*Your objective*
Rewrite every line of the items below, substituting "Approximate" for each occurrence of "Approx." and keeping everything else the same. Omit the pictures from your answer.

*Supplied material*
====
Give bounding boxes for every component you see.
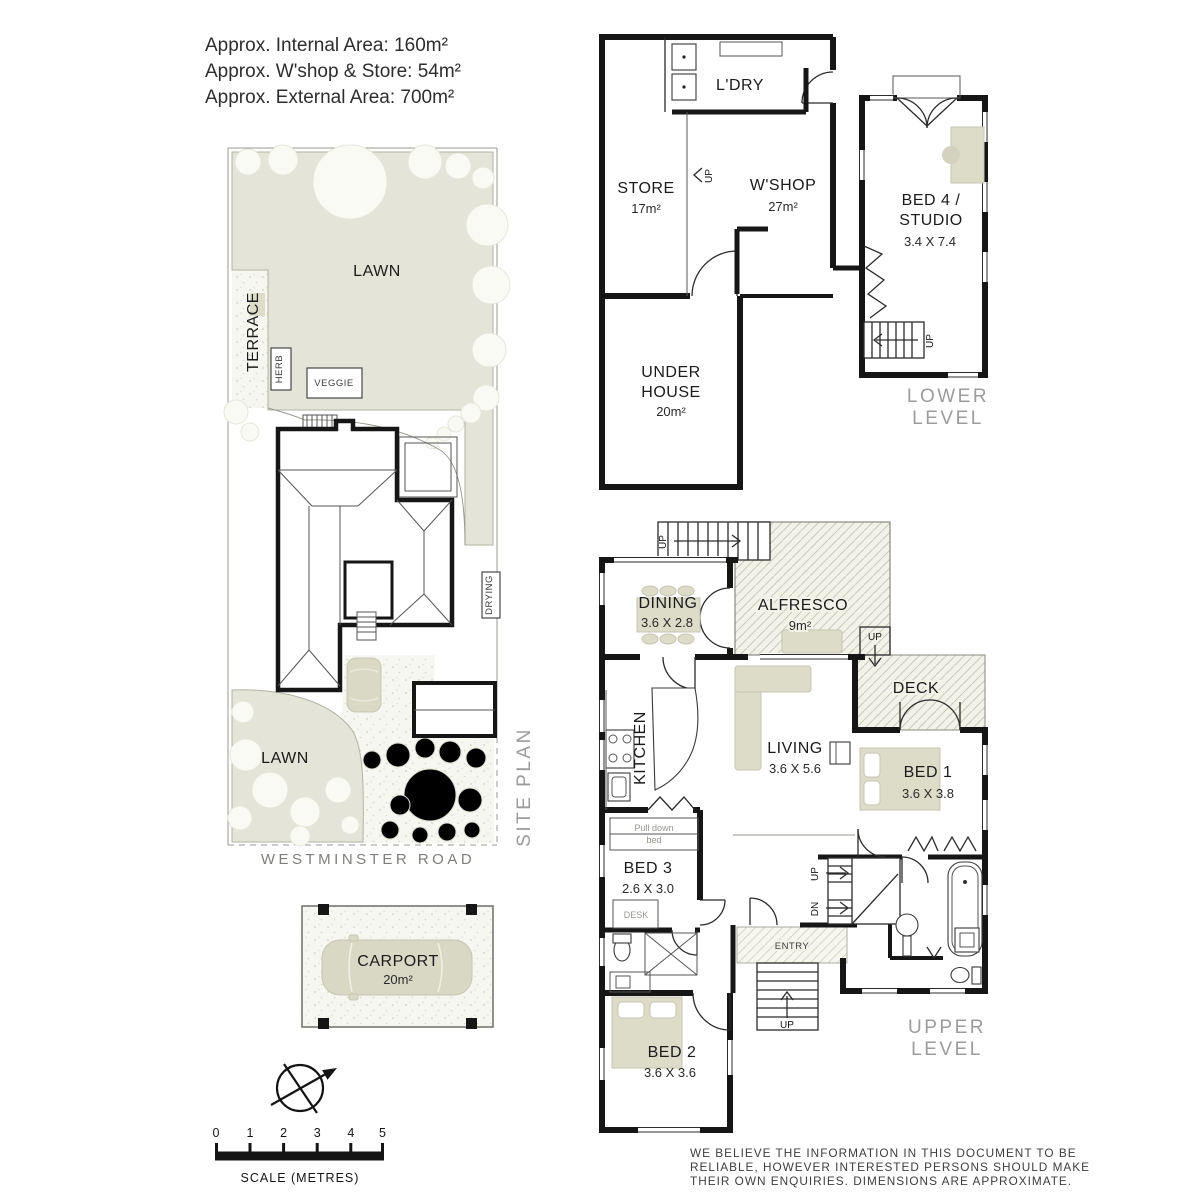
kitchen-island: [652, 688, 698, 790]
alfresco-label: ALFRESCO: [758, 597, 848, 614]
scale-tick-1: 1: [247, 1126, 254, 1140]
desk-label: DESK: [624, 910, 649, 920]
disclaimer-line-1: WE BELIEVE THE INFORMATION IN THIS DOCUM…: [690, 1146, 1077, 1160]
pull-down-bed-label-2: bed: [646, 835, 661, 845]
door-under-house: [692, 251, 737, 296]
bed4-dim-label: 3.4 X 7.4: [904, 234, 956, 249]
wshop-area-label: 27m²: [768, 199, 798, 214]
bathroom-left: [610, 933, 697, 992]
drying-area: DRYING: [482, 572, 500, 618]
site-plan-caption: SITE PLAN: [514, 727, 535, 847]
road-label: WESTMINSTER ROAD: [261, 851, 475, 868]
lower-level-plan: UP: [599, 34, 989, 490]
carport-plan: CARPORT 20m²: [302, 904, 493, 1029]
vanity: [955, 928, 979, 952]
scale-tick-4: 4: [347, 1126, 354, 1140]
veggie-bed: VEGGIE: [307, 368, 362, 398]
top-stairs: [658, 522, 770, 560]
bed2-label: BED 2: [648, 1044, 697, 1061]
alfresco-area-label: 9m²: [789, 618, 812, 633]
north-arrowhead: [322, 1068, 337, 1080]
living-dim-label: 3.6 X 5.6: [769, 761, 821, 776]
carport-area-label: 20m²: [383, 972, 413, 987]
up-store-label: UP: [704, 169, 715, 183]
entry-label: ENTRY: [775, 941, 810, 952]
bathroom-right: [896, 862, 982, 984]
scale-tick-5: 5: [379, 1126, 386, 1140]
toilet-right: [951, 968, 969, 983]
scale-bar: 0 1 2 3 4 5 SCALE (METRES): [213, 1126, 387, 1185]
kitchen-fixtures: [606, 688, 698, 810]
laundry-room: [665, 37, 806, 112]
lawn-top-label: LAWN: [353, 263, 401, 280]
up-stairs-label: UP: [925, 334, 936, 348]
sofa-horizontal: [735, 666, 811, 692]
area-summary: Approx. Internal Area: 160m² Approx. W's…: [205, 35, 461, 108]
dn-mid-label: DN: [810, 902, 821, 916]
wshop-label: W'SHOP: [750, 177, 817, 194]
lower-level-caption-1: LOWER: [907, 386, 989, 407]
bed3-dim-label: 2.6 X 3.0: [622, 881, 674, 896]
internal-area-text: Approx. Internal Area: 160m²: [205, 35, 448, 56]
store-area-label: 17m²: [631, 201, 661, 216]
center-stairs: [828, 858, 900, 924]
cross-needle: [284, 1064, 317, 1113]
wshop-wall: [737, 229, 768, 294]
dining-label: DINING: [639, 595, 698, 612]
external-area-text: Approx. External Area: 700m²: [205, 87, 454, 108]
porch-landing: [893, 76, 960, 98]
french-doors-bed4: [897, 98, 957, 128]
scale-tick-3: 3: [314, 1126, 321, 1140]
disclaimer: WE BELIEVE THE INFORMATION IN THIS DOCUM…: [690, 1146, 1090, 1188]
dining-dim-label: 3.6 X 2.8: [641, 615, 693, 630]
annex-stairs: [864, 322, 924, 358]
bed4-label-1: BED 4 /: [902, 192, 961, 209]
upper-level-caption-2: LEVEL: [911, 1039, 983, 1060]
bed2-dim-label: 3.6 X 3.6: [644, 1065, 696, 1080]
drying-label: DRYING: [484, 575, 495, 615]
up-entry-label: UP: [780, 1020, 794, 1031]
herb-bed: HERB: [271, 348, 291, 390]
disclaimer-line-3: THEIR OWN ENQUIRIES. DIMENSIONS ARE APPR…: [690, 1174, 1072, 1188]
bed1-dim-label: 3.6 X 3.8: [902, 786, 954, 801]
bed4-pillow: [942, 146, 960, 164]
alfresco-sofa: [782, 630, 842, 653]
ldry-label: L'DRY: [716, 77, 764, 94]
rear-steps: [357, 612, 376, 640]
up-top-label: UP: [658, 535, 669, 549]
upper-level-caption-1: UPPER: [908, 1017, 986, 1038]
under-house-label-1: UNDER: [641, 364, 700, 381]
bed3-label: BED 3: [624, 860, 673, 877]
courtyard: [345, 562, 392, 618]
carport-label: CARPORT: [357, 953, 438, 970]
floor-plan-page: Approx. Internal Area: 160m² Approx. W's…: [0, 0, 1200, 1200]
herb-label: HERB: [274, 355, 285, 383]
bed4-label-2: STUDIO: [899, 212, 962, 229]
under-house-label-2: HOUSE: [641, 384, 700, 401]
under-house-area-label: 20m²: [656, 404, 686, 419]
house-footprint: [278, 415, 457, 690]
lower-level-caption-2: LEVEL: [912, 408, 984, 429]
car-driveway: [347, 658, 381, 712]
scale-tick-2: 2: [280, 1126, 287, 1140]
veggie-label: VEGGIE: [314, 378, 353, 389]
lawn-bottom-label: LAWN: [261, 750, 309, 767]
scale-caption: SCALE (METRES): [241, 1171, 360, 1185]
up-mid-label: UP: [810, 867, 821, 881]
pull-down-bed-label-1: Pull down: [634, 823, 673, 833]
basin: [896, 914, 918, 936]
house-walls: [278, 421, 452, 690]
kitchen-label: KITCHEN: [632, 711, 649, 785]
store-label: STORE: [617, 180, 674, 197]
upper-level-plan: UP UP: [598, 522, 989, 1134]
understair-up-marker: UP: [694, 168, 715, 183]
compass: [271, 1064, 337, 1113]
bed1-label: BED 1: [904, 764, 953, 781]
scale-tick-0: 0: [213, 1126, 220, 1140]
terrace-label: TERRACE: [245, 292, 262, 372]
living-label: LIVING: [767, 740, 822, 757]
outbuilding: [414, 683, 495, 736]
wshop-store-area-text: Approx. W'shop & Store: 54m²: [205, 61, 461, 82]
site-plan: TERRACE HERB VEGGIE DRYING LAWN LAWN WES…: [224, 145, 535, 868]
bed4-robe: [864, 246, 886, 318]
floor-plan-drawing: Approx. Internal Area: 160m² Approx. W's…: [0, 0, 1200, 1200]
tv-unit: [830, 742, 850, 764]
disclaimer-line-2: RELIABLE, HOWEVER INTERESTED PERSONS SHO…: [690, 1160, 1090, 1174]
deck-label: DECK: [893, 680, 939, 697]
up-deck-label: UP: [868, 632, 882, 643]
====
*Result of this exercise*
Give bounding boxes for every component you see.
kitchen-island: [652, 688, 698, 790]
alfresco-label: ALFRESCO: [758, 597, 848, 614]
scale-tick-1: 1: [247, 1126, 254, 1140]
desk-label: DESK: [624, 910, 649, 920]
disclaimer-line-1: WE BELIEVE THE INFORMATION IN THIS DOCUM…: [690, 1146, 1077, 1160]
pull-down-bed-label-2: bed: [646, 835, 661, 845]
door-under-house: [692, 251, 737, 296]
bed4-dim-label: 3.4 X 7.4: [904, 234, 956, 249]
wshop-area-label: 27m²: [768, 199, 798, 214]
bathroom-left: [610, 933, 697, 992]
drying-area: DRYING: [482, 572, 500, 618]
site-plan-caption: SITE PLAN: [514, 727, 535, 847]
road-label: WESTMINSTER ROAD: [261, 851, 475, 868]
lower-level-plan: UP: [599, 34, 989, 490]
carport-plan: CARPORT 20m²: [302, 904, 493, 1029]
vanity: [955, 928, 979, 952]
scale-tick-4: 4: [347, 1126, 354, 1140]
veggie-bed: VEGGIE: [307, 368, 362, 398]
top-stairs: [658, 522, 770, 560]
bed2-label: BED 2: [648, 1044, 697, 1061]
alfresco-area-label: 9m²: [789, 618, 812, 633]
north-arrowhead: [322, 1068, 337, 1080]
living-dim-label: 3.6 X 5.6: [769, 761, 821, 776]
carport-area-label: 20m²: [383, 972, 413, 987]
up-store-label: UP: [704, 169, 715, 183]
entry-label: ENTRY: [775, 941, 810, 952]
bathroom-right: [896, 862, 982, 984]
scale-tick-5: 5: [379, 1126, 386, 1140]
toilet-right: [951, 968, 969, 983]
scale-bar: 0 1 2 3 4 5 SCALE (METRES): [213, 1126, 387, 1185]
kitchen-fixtures: [606, 688, 698, 810]
laundry-room: [665, 37, 806, 112]
lawn-top-label: LAWN: [353, 263, 401, 280]
up-stairs-label: UP: [925, 334, 936, 348]
sofa-horizontal: [735, 666, 811, 692]
area-summary: Approximate Internal Area: 160m² Approximate W's…: [205, 35, 461, 108]
dn-mid-label: DN: [810, 902, 821, 916]
wshop-label: W'SHOP: [750, 177, 817, 194]
lower-level-caption-1: LOWER: [907, 386, 989, 407]
bed3-dim-label: 2.6 X 3.0: [622, 881, 674, 896]
internal-area-text: Approximate Internal Area: 160m²: [205, 35, 448, 56]
store-area-label: 17m²: [631, 201, 661, 216]
center-stairs: [828, 858, 900, 924]
cross-needle: [284, 1064, 317, 1113]
wshop-wall: [737, 229, 768, 294]
dining-label: DINING: [639, 595, 698, 612]
external-area-text: Approximate External Area: 700m²: [205, 87, 454, 108]
porch-landing: [893, 76, 960, 98]
french-doors-bed4: [897, 98, 957, 128]
scale-tick-3: 3: [314, 1126, 321, 1140]
disclaimer: WE BELIEVE THE INFORMATION IN THIS DOCUM…: [690, 1146, 1090, 1188]
dining-dim-label: 3.6 X 2.8: [641, 615, 693, 630]
annex-stairs: [864, 322, 924, 358]
bed4-label-1: BED 4 /: [902, 192, 961, 209]
upper-level-caption-2: LEVEL: [911, 1039, 983, 1060]
bed2-dim-label: 3.6 X 3.6: [644, 1065, 696, 1080]
drying-label: DRYING: [484, 575, 495, 615]
up-entry-label: UP: [780, 1020, 794, 1031]
herb-bed: HERB: [271, 348, 291, 390]
disclaimer-line-3: THEIR OWN ENQUIRIES. DIMENSIONS ARE APPR…: [690, 1174, 1072, 1188]
bed1-dim-label: 3.6 X 3.8: [902, 786, 954, 801]
bed4-pillow: [942, 146, 960, 164]
alfresco-sofa: [782, 630, 842, 653]
ldry-label: L'DRY: [716, 77, 764, 94]
rear-steps: [357, 612, 376, 640]
up-top-label: UP: [658, 535, 669, 549]
upper-level-caption-1: UPPER: [908, 1017, 986, 1038]
under-house-label-1: UNDER: [641, 364, 700, 381]
bed3-label: BED 3: [624, 860, 673, 877]
courtyard: [345, 562, 392, 618]
carport-label: CARPORT: [357, 953, 438, 970]
floor-plan-page: Approximate Internal Area: 160m² Approximate W's…: [0, 0, 1200, 1200]
herb-label: HERB: [274, 355, 285, 383]
bed4-label-2: STUDIO: [899, 212, 962, 229]
under-house-label-2: HOUSE: [641, 384, 700, 401]
under-house-area-label: 20m²: [656, 404, 686, 419]
house-footprint: [278, 415, 457, 690]
lower-level-caption-2: LEVEL: [912, 408, 984, 429]
car-driveway: [347, 658, 381, 712]
scale-tick-2: 2: [280, 1126, 287, 1140]
veggie-label: VEGGIE: [314, 378, 353, 389]
lawn-bottom-label: LAWN: [261, 750, 309, 767]
scale-caption: SCALE (METRES): [241, 1171, 360, 1185]
up-mid-label: UP: [810, 867, 821, 881]
pull-down-bed-label-1: Pull down: [634, 823, 673, 833]
basin: [896, 914, 918, 936]
house-walls: [278, 421, 452, 690]
kitchen-label: KITCHEN: [632, 711, 649, 785]
store-label: STORE: [617, 180, 674, 197]
upper-level-plan: UP UP: [598, 522, 989, 1134]
understair-up-marker: UP: [694, 168, 715, 183]
compass: [271, 1064, 337, 1113]
bed1-label: BED 1: [904, 764, 953, 781]
scale-tick-0: 0: [213, 1126, 220, 1140]
terrace-label: TERRACE: [245, 292, 262, 372]
living-label: LIVING: [767, 740, 822, 757]
outbuilding: [414, 683, 495, 736]
wshop-store-area-text: Approximate W'shop & Store: 54m²: [205, 61, 461, 82]
site-plan: TERRACE HERB VEGGIE DRYING LAWN LAWN WES…: [224, 145, 535, 868]
bed4-robe: [864, 246, 886, 318]
floor-plan-drawing: Approximate Internal Area: 160m² Approximate W's…: [0, 0, 1200, 1200]
tv-unit: [830, 742, 850, 764]
disclaimer-line-2: RELIABLE, HOWEVER INTERESTED PERSONS SHO…: [690, 1160, 1090, 1174]
deck-label: DECK: [893, 680, 939, 697]
up-deck-label: UP: [868, 632, 882, 643]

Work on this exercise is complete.